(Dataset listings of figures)
[BEGIN]
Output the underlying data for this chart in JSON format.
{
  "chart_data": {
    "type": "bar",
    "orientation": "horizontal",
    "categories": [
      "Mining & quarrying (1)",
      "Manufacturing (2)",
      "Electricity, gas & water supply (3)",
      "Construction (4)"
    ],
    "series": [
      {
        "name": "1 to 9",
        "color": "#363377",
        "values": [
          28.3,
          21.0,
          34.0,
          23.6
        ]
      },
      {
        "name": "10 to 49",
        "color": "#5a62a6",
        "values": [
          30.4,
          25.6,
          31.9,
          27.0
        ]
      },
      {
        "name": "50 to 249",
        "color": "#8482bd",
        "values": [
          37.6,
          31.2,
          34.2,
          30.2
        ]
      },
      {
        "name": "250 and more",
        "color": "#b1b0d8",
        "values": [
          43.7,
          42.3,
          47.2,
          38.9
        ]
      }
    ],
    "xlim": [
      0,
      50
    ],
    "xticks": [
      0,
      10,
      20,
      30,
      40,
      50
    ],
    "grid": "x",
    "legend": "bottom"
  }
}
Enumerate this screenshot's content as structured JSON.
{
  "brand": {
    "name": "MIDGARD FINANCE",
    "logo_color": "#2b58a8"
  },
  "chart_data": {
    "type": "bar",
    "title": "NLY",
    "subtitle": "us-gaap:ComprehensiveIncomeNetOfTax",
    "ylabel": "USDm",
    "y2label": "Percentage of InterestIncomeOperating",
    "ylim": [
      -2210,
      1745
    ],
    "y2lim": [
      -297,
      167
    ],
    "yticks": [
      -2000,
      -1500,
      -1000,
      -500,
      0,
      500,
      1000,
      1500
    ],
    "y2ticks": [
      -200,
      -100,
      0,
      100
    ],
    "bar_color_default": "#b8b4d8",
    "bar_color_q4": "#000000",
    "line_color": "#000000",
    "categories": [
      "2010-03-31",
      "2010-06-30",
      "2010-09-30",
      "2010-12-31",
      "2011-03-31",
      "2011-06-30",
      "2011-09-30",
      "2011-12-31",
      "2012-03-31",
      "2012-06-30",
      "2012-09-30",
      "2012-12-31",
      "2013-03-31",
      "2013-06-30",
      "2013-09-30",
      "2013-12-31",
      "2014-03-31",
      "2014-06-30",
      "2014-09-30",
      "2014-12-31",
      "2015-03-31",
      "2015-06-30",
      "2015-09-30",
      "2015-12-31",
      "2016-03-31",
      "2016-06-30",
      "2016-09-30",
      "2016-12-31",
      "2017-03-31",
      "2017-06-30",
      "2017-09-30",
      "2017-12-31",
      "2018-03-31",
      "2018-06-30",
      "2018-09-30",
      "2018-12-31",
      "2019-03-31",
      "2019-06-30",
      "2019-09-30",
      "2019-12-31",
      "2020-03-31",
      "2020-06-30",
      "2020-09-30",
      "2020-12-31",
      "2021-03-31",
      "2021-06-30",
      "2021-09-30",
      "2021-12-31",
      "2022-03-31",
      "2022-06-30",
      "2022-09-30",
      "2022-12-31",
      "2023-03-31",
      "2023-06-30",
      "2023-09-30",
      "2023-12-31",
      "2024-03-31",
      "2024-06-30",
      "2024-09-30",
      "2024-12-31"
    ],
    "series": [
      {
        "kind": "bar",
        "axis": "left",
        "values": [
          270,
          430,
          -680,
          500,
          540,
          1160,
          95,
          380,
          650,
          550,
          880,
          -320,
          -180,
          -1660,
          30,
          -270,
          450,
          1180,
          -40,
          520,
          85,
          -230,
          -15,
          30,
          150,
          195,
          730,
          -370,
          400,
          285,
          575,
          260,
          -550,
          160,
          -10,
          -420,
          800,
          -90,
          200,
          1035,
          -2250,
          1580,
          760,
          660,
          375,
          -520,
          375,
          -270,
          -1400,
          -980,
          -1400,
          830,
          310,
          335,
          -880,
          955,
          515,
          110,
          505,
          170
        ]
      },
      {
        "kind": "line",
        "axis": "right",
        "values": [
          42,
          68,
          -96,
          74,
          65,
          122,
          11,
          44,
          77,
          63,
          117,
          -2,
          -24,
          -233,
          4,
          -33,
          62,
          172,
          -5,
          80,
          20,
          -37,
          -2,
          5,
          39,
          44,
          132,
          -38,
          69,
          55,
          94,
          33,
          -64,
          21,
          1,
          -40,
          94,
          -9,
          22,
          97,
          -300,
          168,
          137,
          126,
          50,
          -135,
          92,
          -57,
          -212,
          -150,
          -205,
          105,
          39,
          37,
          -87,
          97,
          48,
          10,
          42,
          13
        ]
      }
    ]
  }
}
[END]
**YOUR OBJECTIVE**
Restate each entry exactly, skipping none.

**REPLY TO THE EXERCISE**
Output the underlying data for this chart in JSON format.
{
  "chart_data": {
    "type": "bar",
    "orientation": "horizontal",
    "categories": [
      "Mining & quarrying (1)",
      "Manufacturing (2)",
      "Electricity, gas & water supply (3)",
      "Construction (4)"
    ],
    "series": [
      {
        "name": "1 to 9",
        "color": "#363377",
        "values": [
          28.3,
          21.0,
          34.0,
          23.6
        ]
      },
      {
        "name": "10 to 49",
        "color": "#5a62a6",
        "values": [
          30.4,
          25.6,
          31.9,
          27.0
        ]
      },
      {
        "name": "50 to 249",
        "color": "#8482bd",
        "values": [
          37.6,
          31.2,
          34.2,
          30.2
        ]
      },
      {
        "name": "250 and more",
        "color": "#b1b0d8",
        "values": [
          43.7,
          42.3,
          47.2,
          38.9
        ]
      }
    ],
    "xlim": [
      0,
      50
    ],
    "xticks": [
      0,
      10,
      20,
      30,
      40,
      50
    ],
    "grid": "x",
    "legend": "bottom"
  }
}
Enumerate this screenshot's content as structured JSON.
{
  "brand": {
    "name": "MIDGARD FINANCE",
    "logo_color": "#2b58a8"
  },
  "chart_data": {
    "type": "bar",
    "title": "NLY",
    "subtitle": "us-gaap:ComprehensiveIncomeNetOfTax",
    "ylabel": "USDm",
    "y2label": "Percentage of InterestIncomeOperating",
    "ylim": [
      -2210,
      1745
    ],
    "y2lim": [
      -297,
      167
    ],
    "yticks": [
      -2000,
      -1500,
      -1000,
      -500,
      0,
      500,
      1000,
      1500
    ],
    "y2ticks": [
      -200,
      -100,
      0,
      100
    ],
    "bar_color_default": "#b8b4d8",
    "bar_color_q4": "#000000",
    "line_color": "#000000",
    "categories": [
      "2010-03-31",
      "2010-06-30",
      "2010-09-30",
      "2010-12-31",
      "2011-03-31",
      "2011-06-30",
      "2011-09-30",
      "2011-12-31",
      "2012-03-31",
      "2012-06-30",
      "2012-09-30",
      "2012-12-31",
      "2013-03-31",
      "2013-06-30",
      "2013-09-30",
      "2013-12-31",
      "2014-03-31",
      "2014-06-30",
      "2014-09-30",
      "2014-12-31",
      "2015-03-31",
      "2015-06-30",
      "2015-09-30",
      "2015-12-31",
      "2016-03-31",
      "2016-06-30",
      "2016-09-30",
      "2016-12-31",
      "2017-03-31",
      "2017-06-30",
      "2017-09-30",
      "2017-12-31",
      "2018-03-31",
      "2018-06-30",
      "2018-09-30",
      "2018-12-31",
      "2019-03-31",
      "2019-06-30",
      "2019-09-30",
      "2019-12-31",
      "2020-03-31",
      "2020-06-30",
      "2020-09-30",
      "2020-12-31",
      "2021-03-31",
      "2021-06-30",
      "2021-09-30",
      "2021-12-31",
      "2022-03-31",
      "2022-06-30",
      "2022-09-30",
      "2022-12-31",
      "2023-03-31",
      "2023-06-30",
      "2023-09-30",
      "2023-12-31",
      "2024-03-31",
      "2024-06-30",
      "2024-09-30",
      "2024-12-31"
    ],
    "series": [
      {
        "kind": "bar",
        "axis": "left",
        "values": [
          270,
          430,
          -680,
          500,
          540,
          1160,
          95,
          380,
          650,
          550,
          880,
          -320,
          -180,
          -1660,
          30,
          -270,
          450,
          1180,
          -40,
          520,
          85,
          -230,
          -15,
          30,
          150,
          195,
          730,
          -370,
          400,
          285,
          575,
          260,
          -550,
          160,
          -10,
          -420,
          800,
          -90,
          200,
          1035,
          -2250,
          1580,
          760,
          660,
          375,
          -520,
          375,
          -270,
          -1400,
          -980,
          -1400,
          830,
          310,
          335,
          -880,
          955,
          515,
          110,
          505,
          170
        ]
      },
      {
        "kind": "line",
        "axis": "right",
        "values": [
          42,
          68,
          -96,
          74,
          65,
          122,
          11,
          44,
          77,
          63,
          117,
          -2,
          -24,
          -233,
          4,
          -33,
          62,
          172,
          -5,
          80,
          20,
          -37,
          -2,
          5,
          39,
          44,
          132,
          -38,
          69,
          55,
          94,
          33,
          -64,
          21,
          1,
          -40,
          94,
          -9,
          22,
          97,
          -300,
          168,
          137,
          126,
          50,
          -135,
          92,
          -57,
          -212,
          -150,
          -205,
          105,
          39,
          37,
          -87,
          97,
          48,
          10,
          42,
          13
        ]
      }
    ]
  }
}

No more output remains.